** Opening Selected excerpt block **
I have worked with Solaris 10, various Solaris Express Community Edition 
Releases (Nevada, which for a while came out every two weeks) as well as 
OpenSolaris (indiana?, which came out every several months.)

The appeal big appeal of OpenSolaris was that it provided some of the 
functionality of Solaris 10 + added new features that will hopefully get into 
Solaris 10.    XVM support was pretty good-  I can run an OpenSolaris machine 
with several paravirtualized guests which is really nice on a machine that 
doesn't support hardware virtualization.     ZFS is a key technology that is 
just not available in Linux.   And there is some key software for us that was 
available for Solaris but not linux.

But I am now confused about the discussion of forks.    If Sun no longer 
provides source code to the Open Solaris community,  doesn't this mean some 
core functionality (e.g. CIFS, kernel updates, ZFS updates) are now frozen?
** Closing Selected excerpt block **
Write out the passage of the OpenSolaris message from "But I am now" up to and including "are now frozen?", word for word.
** Opening Recorded information block **
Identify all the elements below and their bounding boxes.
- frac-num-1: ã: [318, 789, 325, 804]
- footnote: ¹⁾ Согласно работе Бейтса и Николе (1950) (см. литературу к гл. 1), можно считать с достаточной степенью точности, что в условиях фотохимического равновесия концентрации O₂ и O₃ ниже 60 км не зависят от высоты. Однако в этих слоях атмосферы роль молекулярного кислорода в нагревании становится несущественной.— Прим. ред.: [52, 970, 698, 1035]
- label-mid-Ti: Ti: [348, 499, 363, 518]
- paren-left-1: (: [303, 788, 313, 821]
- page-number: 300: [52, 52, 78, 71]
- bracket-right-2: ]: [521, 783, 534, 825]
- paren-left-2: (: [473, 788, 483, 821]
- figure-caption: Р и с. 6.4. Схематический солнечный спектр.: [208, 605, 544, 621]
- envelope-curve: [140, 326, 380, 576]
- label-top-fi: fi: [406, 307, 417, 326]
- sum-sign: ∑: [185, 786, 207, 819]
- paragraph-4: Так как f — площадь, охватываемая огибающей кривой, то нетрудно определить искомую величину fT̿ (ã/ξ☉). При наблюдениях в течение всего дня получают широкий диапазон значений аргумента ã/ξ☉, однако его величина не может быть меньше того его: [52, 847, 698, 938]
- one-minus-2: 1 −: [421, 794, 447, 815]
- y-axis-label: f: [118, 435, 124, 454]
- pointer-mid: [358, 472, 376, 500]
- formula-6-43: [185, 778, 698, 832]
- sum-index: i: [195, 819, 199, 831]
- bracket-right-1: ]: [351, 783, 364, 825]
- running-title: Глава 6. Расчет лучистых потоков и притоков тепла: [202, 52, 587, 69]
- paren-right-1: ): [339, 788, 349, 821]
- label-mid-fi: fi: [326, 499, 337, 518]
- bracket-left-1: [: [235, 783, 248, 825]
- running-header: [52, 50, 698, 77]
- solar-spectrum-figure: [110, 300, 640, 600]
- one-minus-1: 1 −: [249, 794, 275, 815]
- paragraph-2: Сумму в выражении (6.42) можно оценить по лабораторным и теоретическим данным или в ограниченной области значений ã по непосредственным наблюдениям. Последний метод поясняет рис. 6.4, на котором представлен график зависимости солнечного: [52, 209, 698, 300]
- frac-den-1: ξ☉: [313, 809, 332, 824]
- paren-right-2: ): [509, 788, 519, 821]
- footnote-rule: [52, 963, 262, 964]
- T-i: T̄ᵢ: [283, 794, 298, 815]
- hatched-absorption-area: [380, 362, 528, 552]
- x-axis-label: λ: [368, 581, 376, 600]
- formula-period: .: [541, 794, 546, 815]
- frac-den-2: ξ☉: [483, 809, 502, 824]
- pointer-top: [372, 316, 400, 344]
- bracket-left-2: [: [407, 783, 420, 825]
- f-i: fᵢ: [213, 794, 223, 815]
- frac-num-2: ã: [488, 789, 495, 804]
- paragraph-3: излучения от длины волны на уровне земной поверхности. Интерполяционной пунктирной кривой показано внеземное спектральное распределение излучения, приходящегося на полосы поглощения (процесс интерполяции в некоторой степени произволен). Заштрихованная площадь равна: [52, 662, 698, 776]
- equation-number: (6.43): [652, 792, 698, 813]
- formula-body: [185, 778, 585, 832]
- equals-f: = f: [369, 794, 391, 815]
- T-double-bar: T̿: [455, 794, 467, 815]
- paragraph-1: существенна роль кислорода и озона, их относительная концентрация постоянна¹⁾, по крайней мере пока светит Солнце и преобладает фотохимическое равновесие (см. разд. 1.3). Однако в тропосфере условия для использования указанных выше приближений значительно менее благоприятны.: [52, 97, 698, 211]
** Closing Recorded information block **
● **Solution**
But I am now confused about the discussion of forks.    If Sun no longer 
provides source code to the Open Solaris community,  doesn't this mean some 
core functionality (e.g. CIFS, kernel updates, ZFS updates) are now frozen?